▶ **Written exercise**: Write each record again exactly as it stands.

+++ Data provided

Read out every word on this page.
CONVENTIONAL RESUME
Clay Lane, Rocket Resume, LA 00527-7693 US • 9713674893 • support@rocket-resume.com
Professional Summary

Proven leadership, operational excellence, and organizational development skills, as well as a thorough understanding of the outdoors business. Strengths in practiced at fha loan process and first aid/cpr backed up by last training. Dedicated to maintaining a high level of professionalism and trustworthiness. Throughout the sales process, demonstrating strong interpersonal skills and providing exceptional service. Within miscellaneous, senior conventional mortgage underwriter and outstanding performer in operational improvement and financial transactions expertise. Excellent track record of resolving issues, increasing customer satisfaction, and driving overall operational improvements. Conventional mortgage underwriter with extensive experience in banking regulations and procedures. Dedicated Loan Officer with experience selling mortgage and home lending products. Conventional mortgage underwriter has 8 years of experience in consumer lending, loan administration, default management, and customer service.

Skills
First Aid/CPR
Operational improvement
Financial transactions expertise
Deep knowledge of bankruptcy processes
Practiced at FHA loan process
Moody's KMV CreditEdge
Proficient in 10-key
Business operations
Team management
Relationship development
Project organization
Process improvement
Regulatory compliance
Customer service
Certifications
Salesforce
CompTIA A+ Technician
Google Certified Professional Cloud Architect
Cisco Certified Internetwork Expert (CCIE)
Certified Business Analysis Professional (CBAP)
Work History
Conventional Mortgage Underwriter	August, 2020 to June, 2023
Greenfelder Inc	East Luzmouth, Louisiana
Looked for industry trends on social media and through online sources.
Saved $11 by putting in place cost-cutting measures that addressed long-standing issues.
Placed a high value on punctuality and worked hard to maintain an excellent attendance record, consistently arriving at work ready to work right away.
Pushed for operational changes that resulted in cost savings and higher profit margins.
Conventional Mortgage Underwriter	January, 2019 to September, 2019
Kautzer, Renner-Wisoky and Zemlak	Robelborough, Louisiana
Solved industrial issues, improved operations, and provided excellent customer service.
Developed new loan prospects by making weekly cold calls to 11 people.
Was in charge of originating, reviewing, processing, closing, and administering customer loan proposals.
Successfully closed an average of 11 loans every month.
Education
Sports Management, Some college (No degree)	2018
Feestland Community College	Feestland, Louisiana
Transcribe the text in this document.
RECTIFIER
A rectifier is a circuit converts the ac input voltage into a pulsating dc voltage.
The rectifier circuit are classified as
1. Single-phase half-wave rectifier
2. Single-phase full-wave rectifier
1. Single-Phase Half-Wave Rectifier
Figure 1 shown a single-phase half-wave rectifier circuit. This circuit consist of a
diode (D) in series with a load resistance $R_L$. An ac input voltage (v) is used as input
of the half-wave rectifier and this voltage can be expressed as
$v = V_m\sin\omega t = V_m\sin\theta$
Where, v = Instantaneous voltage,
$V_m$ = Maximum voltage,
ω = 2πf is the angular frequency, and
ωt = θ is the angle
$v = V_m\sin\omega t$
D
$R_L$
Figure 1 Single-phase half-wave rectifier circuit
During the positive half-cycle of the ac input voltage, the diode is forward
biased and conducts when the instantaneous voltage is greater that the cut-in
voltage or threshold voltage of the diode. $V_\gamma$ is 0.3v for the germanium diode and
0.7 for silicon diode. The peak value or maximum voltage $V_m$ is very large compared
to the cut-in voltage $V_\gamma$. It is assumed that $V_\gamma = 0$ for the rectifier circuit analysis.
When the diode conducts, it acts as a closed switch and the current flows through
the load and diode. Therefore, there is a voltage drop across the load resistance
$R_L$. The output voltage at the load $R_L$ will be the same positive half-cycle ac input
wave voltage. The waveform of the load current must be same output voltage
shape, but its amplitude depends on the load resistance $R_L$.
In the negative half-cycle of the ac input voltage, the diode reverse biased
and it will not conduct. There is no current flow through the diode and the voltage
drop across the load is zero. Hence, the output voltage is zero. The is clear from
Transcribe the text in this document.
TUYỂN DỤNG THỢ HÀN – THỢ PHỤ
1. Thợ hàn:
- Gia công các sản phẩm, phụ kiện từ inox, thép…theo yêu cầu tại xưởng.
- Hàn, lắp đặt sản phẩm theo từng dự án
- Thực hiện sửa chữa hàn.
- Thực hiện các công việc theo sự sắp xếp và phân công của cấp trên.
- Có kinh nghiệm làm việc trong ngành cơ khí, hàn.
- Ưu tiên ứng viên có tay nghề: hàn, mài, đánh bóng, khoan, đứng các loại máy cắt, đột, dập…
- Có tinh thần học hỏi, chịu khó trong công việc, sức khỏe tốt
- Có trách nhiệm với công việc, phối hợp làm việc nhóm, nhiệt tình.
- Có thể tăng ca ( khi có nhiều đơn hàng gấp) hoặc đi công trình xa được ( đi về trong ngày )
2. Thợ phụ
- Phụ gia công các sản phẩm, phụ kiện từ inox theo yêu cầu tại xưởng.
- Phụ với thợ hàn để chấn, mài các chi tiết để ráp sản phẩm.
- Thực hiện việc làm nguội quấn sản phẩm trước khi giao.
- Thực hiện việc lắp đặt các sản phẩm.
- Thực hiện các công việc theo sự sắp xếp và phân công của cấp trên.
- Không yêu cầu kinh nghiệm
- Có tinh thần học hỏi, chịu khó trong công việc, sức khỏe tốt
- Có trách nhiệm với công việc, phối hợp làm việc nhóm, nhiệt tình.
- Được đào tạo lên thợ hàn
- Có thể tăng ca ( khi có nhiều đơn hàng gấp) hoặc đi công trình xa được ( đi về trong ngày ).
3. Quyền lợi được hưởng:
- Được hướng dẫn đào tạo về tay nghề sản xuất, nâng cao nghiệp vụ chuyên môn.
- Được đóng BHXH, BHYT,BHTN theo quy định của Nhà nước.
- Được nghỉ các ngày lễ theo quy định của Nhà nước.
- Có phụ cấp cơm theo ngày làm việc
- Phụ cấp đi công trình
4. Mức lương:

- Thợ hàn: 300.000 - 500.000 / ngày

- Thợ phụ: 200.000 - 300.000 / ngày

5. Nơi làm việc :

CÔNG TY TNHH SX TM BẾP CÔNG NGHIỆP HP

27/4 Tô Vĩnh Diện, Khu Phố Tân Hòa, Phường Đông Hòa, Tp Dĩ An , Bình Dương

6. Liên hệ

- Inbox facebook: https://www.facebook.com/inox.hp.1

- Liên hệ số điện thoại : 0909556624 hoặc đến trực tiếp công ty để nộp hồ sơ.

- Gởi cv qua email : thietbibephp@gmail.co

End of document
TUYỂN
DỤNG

++++++

▶ **Result of the task**:
Read out every word on this page.
CONVENTIONAL RESUME
Clay Lane, Rocket Resume, LA 00527-7693 US • 9713674893 • support@rocket-resume.com
Professional Summary

Proven leadership, operational excellence, and organizational development skills, as well as a thorough understanding of the outdoors business. Strengths in practiced at fha loan process and first aid/cpr backed up by last training. Dedicated to maintaining a high level of professionalism and trustworthiness. Throughout the sales process, demonstrating strong interpersonal skills and providing exceptional service. Within miscellaneous, senior conventional mortgage underwriter and outstanding performer in operational improvement and financial transactions expertise. Excellent track record of resolving issues, increasing customer satisfaction, and driving overall operational improvements. Conventional mortgage underwriter with extensive experience in banking regulations and procedures. Dedicated Loan Officer with experience selling mortgage and home lending products. Conventional mortgage underwriter has 8 years of experience in consumer lending, loan administration, default management, and customer service.

Skills
First Aid/CPR
Operational improvement
Financial transactions expertise
Deep knowledge of bankruptcy processes
Practiced at FHA loan process
Moody's KMV CreditEdge
Proficient in 10-key
Business operations
Team management
Relationship development
Project organization
Process improvement
Regulatory compliance
Customer service
Certifications
Salesforce
CompTIA A+ Technician
Google Certified Professional Cloud Architect
Cisco Certified Internetwork Expert (CCIE)
Certified Business Analysis Professional (CBAP)
Work History
Conventional Mortgage Underwriter	August, 2020 to June, 2023
Greenfelder Inc	East Luzmouth, Louisiana
Looked for industry trends on social media and through online sources.
Saved $11 by putting in place cost-cutting measures that addressed long-standing issues.
Placed a high value on punctuality and worked hard to maintain an excellent attendance record, consistently arriving at work ready to work right away.
Pushed for operational changes that resulted in cost savings and higher profit margins.
Conventional Mortgage Underwriter	January, 2019 to September, 2019
Kautzer, Renner-Wisoky and Zemlak	Robelborough, Louisiana
Solved industrial issues, improved operations, and provided excellent customer service.
Developed new loan prospects by making weekly cold calls to 11 people.
Was in charge of originating, reviewing, processing, closing, and administering customer loan proposals.
Successfully closed an average of 11 loans every month.
Education
Sports Management, Some college (No degree)	2018
Feestland Community College	Feestland, Louisiana
Transcribe the text in this document.
RECTIFIER
A rectifier is a circuit converts the ac input voltage into a pulsating dc voltage.
The rectifier circuit are classified as
1. Single-phase half-wave rectifier
2. Single-phase full-wave rectifier
1. Single-Phase Half-Wave Rectifier
Figure 1 shown a single-phase half-wave rectifier circuit. This circuit consist of a
diode (D) in series with a load resistance $R_L$. An ac input voltage (v) is used as input
of the half-wave rectifier and this voltage can be expressed as
$v = V_m\sin\omega t = V_m\sin\theta$
Where, v = Instantaneous voltage,
$V_m$ = Maximum voltage,
ω = 2πf is the angular frequency, and
ωt = θ is the angle
$v = V_m\sin\omega t$
D
$R_L$
Figure 1 Single-phase half-wave rectifier circuit
During the positive half-cycle of the ac input voltage, the diode is forward
biased and conducts when the instantaneous voltage is greater that the cut-in
voltage or threshold voltage of the diode. $V_\gamma$ is 0.3v for the germanium diode and
0.7 for silicon diode. The peak value or maximum voltage $V_m$ is very large compared
to the cut-in voltage $V_\gamma$. It is assumed that $V_\gamma = 0$ for the rectifier circuit analysis.
When the diode conducts, it acts as a closed switch and the current flows through
the load and diode. Therefore, there is a voltage drop across the load resistance
$R_L$. The output voltage at the load $R_L$ will be the same positive half-cycle ac input
wave voltage. The waveform of the load current must be same output voltage
shape, but its amplitude depends on the load resistance $R_L$.
In the negative half-cycle of the ac input voltage, the diode reverse biased
and it will not conduct. There is no current flow through the diode and the voltage
drop across the load is zero. Hence, the output voltage is zero. The is clear from
Transcribe the text in this document.
TUYỂN DỤNG THỢ HÀN – THỢ PHỤ
1. Thợ hàn:
- Gia công các sản phẩm, phụ kiện từ inox, thép…theo yêu cầu tại xưởng.
- Hàn, lắp đặt sản phẩm theo từng dự án
- Thực hiện sửa chữa hàn.
- Thực hiện các công việc theo sự sắp xếp và phân công của cấp trên.
- Có kinh nghiệm làm việc trong ngành cơ khí, hàn.
- Ưu tiên ứng viên có tay nghề: hàn, mài, đánh bóng, khoan, đứng các loại máy cắt, đột, dập…
- Có tinh thần học hỏi, chịu khó trong công việc, sức khỏe tốt
- Có trách nhiệm với công việc, phối hợp làm việc nhóm, nhiệt tình.
- Có thể tăng ca ( khi có nhiều đơn hàng gấp) hoặc đi công trình xa được ( đi về trong ngày )
2. Thợ phụ
- Phụ gia công các sản phẩm, phụ kiện từ inox theo yêu cầu tại xưởng.
- Phụ với thợ hàn để chấn, mài các chi tiết để ráp sản phẩm.
- Thực hiện việc làm nguội quấn sản phẩm trước khi giao.
- Thực hiện việc lắp đặt các sản phẩm.
- Thực hiện các công việc theo sự sắp xếp và phân công của cấp trên.
- Không yêu cầu kinh nghiệm
- Có tinh thần học hỏi, chịu khó trong công việc, sức khỏe tốt
- Có trách nhiệm với công việc, phối hợp làm việc nhóm, nhiệt tình.
- Được đào tạo lên thợ hàn
- Có thể tăng ca ( khi có nhiều đơn hàng gấp) hoặc đi công trình xa được ( đi về trong ngày ).
3. Quyền lợi được hưởng:
- Được hướng dẫn đào tạo về tay nghề sản xuất, nâng cao nghiệp vụ chuyên môn.
- Được đóng BHXH, BHYT,BHTN theo quy định của Nhà nước.
- Được nghỉ các ngày lễ theo quy định của Nhà nước.
- Có phụ cấp cơm theo ngày làm việc
- Phụ cấp đi công trình
4. Mức lương:

- Thợ hàn: 300.000 - 500.000 / ngày

- Thợ phụ: 200.000 - 300.000 / ngày

5. Nơi làm việc :

CÔNG TY TNHH SX TM BẾP CÔNG NGHIỆP HP

27/4 Tô Vĩnh Diện, Khu Phố Tân Hòa, Phường Đông Hòa, Tp Dĩ An , Bình Dương

6. Liên hệ

- Inbox facebook: https://www.facebook.com/inox.hp.1

- Liên hệ số điện thoại : 0909556624 hoặc đến trực tiếp công ty để nộp hồ sơ.

- Gởi cv qua email : thietbibephp@gmail.co

End of document
TUYỂN
DỤNG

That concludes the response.